[Stored items from a collection]
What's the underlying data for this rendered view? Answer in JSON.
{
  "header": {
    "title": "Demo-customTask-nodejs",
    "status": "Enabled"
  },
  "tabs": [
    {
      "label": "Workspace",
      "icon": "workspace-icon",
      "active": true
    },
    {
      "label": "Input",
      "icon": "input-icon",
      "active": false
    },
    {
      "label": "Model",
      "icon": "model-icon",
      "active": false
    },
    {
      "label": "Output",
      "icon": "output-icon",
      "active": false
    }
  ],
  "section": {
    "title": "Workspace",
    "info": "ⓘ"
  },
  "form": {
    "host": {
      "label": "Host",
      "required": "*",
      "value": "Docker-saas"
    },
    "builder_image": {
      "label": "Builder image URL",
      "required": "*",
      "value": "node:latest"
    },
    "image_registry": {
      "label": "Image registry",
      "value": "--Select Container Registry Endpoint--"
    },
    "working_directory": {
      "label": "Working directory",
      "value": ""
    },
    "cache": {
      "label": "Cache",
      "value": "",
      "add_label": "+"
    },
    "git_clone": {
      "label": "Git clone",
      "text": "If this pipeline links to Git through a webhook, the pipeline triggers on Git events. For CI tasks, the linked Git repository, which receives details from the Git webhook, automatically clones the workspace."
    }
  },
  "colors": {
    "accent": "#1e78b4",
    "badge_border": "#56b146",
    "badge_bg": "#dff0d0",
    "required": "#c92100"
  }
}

**Task prompt**
Using the listing above, gather each line that holds the string "this" and copy it.

**The reply**
What's the underlying data for this rendered view? Answer in JSON.
      "text": "If this pipeline links to Git through a webhook, the pipeline triggers on Git events. For CI tasks, the linked Git repository, which receives details from the Git webhook, automatically clones the workspace."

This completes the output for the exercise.